◆ **REQUEST**
Compute the number of lines that include the string "title", then output that number and nothing else.

[Source data]
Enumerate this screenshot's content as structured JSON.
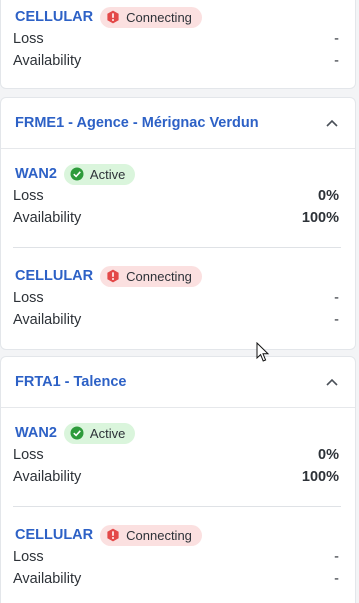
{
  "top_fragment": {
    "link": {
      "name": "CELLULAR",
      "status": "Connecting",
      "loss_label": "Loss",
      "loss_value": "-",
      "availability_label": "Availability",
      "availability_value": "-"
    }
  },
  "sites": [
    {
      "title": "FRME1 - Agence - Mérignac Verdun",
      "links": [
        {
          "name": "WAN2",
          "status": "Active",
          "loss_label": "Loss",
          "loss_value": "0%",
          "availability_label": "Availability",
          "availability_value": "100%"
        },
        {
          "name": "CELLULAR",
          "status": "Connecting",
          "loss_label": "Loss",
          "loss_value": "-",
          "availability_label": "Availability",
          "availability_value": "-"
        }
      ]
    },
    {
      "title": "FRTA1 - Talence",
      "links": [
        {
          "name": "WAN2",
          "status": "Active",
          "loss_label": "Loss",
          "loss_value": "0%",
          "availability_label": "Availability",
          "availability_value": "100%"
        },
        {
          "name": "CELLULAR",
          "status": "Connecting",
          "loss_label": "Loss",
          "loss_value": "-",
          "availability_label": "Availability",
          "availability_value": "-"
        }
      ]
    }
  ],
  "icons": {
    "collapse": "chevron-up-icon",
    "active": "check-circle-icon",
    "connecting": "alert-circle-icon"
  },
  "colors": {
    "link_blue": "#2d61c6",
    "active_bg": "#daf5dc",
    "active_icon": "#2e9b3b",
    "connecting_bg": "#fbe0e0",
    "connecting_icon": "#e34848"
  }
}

◆ **WRITTEN REPLY**
2